[Entries with figure data]
────────────────────
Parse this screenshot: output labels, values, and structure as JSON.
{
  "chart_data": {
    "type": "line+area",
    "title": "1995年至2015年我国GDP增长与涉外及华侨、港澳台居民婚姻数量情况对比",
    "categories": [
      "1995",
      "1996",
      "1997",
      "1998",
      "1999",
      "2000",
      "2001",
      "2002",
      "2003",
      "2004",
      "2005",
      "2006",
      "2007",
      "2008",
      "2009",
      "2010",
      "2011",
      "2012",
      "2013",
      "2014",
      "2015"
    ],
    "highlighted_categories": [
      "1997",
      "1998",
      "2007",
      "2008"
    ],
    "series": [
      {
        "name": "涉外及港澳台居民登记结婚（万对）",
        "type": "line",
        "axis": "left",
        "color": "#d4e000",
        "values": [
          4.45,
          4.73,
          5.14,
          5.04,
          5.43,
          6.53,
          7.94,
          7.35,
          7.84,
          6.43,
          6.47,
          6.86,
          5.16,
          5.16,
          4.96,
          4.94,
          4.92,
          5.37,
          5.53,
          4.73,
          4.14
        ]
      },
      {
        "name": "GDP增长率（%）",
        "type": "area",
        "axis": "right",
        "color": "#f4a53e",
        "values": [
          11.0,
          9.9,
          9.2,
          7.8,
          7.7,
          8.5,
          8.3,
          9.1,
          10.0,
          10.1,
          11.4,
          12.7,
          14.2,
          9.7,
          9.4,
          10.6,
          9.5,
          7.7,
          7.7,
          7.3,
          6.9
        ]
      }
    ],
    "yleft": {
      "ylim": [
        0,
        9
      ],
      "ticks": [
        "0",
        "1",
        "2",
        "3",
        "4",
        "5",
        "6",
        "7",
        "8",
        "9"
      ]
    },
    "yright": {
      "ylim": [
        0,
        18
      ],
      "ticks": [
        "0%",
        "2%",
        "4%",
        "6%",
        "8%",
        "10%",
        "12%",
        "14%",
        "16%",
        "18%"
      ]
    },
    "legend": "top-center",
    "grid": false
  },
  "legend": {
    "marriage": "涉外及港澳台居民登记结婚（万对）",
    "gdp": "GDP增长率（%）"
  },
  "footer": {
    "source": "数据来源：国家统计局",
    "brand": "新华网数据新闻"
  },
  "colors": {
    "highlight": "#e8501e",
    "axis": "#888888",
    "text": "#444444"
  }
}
────────────────────
Print every line of the records exactly. Omit nothing.

■ ANSWER TO THIS EXERCISE
Parse this screenshot: output labels, values, and structure as JSON.
{
  "chart_data": {
    "type": "line+area",
    "title": "1995年至2015年我国GDP增长与涉外及华侨、港澳台居民婚姻数量情况对比",
    "categories": [
      "1995",
      "1996",
      "1997",
      "1998",
      "1999",
      "2000",
      "2001",
      "2002",
      "2003",
      "2004",
      "2005",
      "2006",
      "2007",
      "2008",
      "2009",
      "2010",
      "2011",
      "2012",
      "2013",
      "2014",
      "2015"
    ],
    "highlighted_categories": [
      "1997",
      "1998",
      "2007",
      "2008"
    ],
    "series": [
      {
        "name": "涉外及港澳台居民登记结婚（万对）",
        "type": "line",
        "axis": "left",
        "color": "#d4e000",
        "values": [
          4.45,
          4.73,
          5.14,
          5.04,
          5.43,
          6.53,
          7.94,
          7.35,
          7.84,
          6.43,
          6.47,
          6.86,
          5.16,
          5.16,
          4.96,
          4.94,
          4.92,
          5.37,
          5.53,
          4.73,
          4.14
        ]
      },
      {
        "name": "GDP增长率（%）",
        "type": "area",
        "axis": "right",
        "color": "#f4a53e",
        "values": [
          11.0,
          9.9,
          9.2,
          7.8,
          7.7,
          8.5,
          8.3,
          9.1,
          10.0,
          10.1,
          11.4,
          12.7,
          14.2,
          9.7,
          9.4,
          10.6,
          9.5,
          7.7,
          7.7,
          7.3,
          6.9
        ]
      }
    ],
    "yleft": {
      "ylim": [
        0,
        9
      ],
      "ticks": [
        "0",
        "1",
        "2",
        "3",
        "4",
        "5",
        "6",
        "7",
        "8",
        "9"
      ]
    },
    "yright": {
      "ylim": [
        0,
        18
      ],
      "ticks": [
        "0%",
        "2%",
        "4%",
        "6%",
        "8%",
        "10%",
        "12%",
        "14%",
        "16%",
        "18%"
      ]
    },
    "legend": "top-center",
    "grid": false
  },
  "legend": {
    "marriage": "涉外及港澳台居民登记结婚（万对）",
    "gdp": "GDP增长率（%）"
  },
  "footer": {
    "source": "数据来源：国家统计局",
    "brand": "新华网数据新闻"
  },
  "colors": {
    "highlight": "#e8501e",
    "axis": "#888888",
    "text": "#444444"
  }
}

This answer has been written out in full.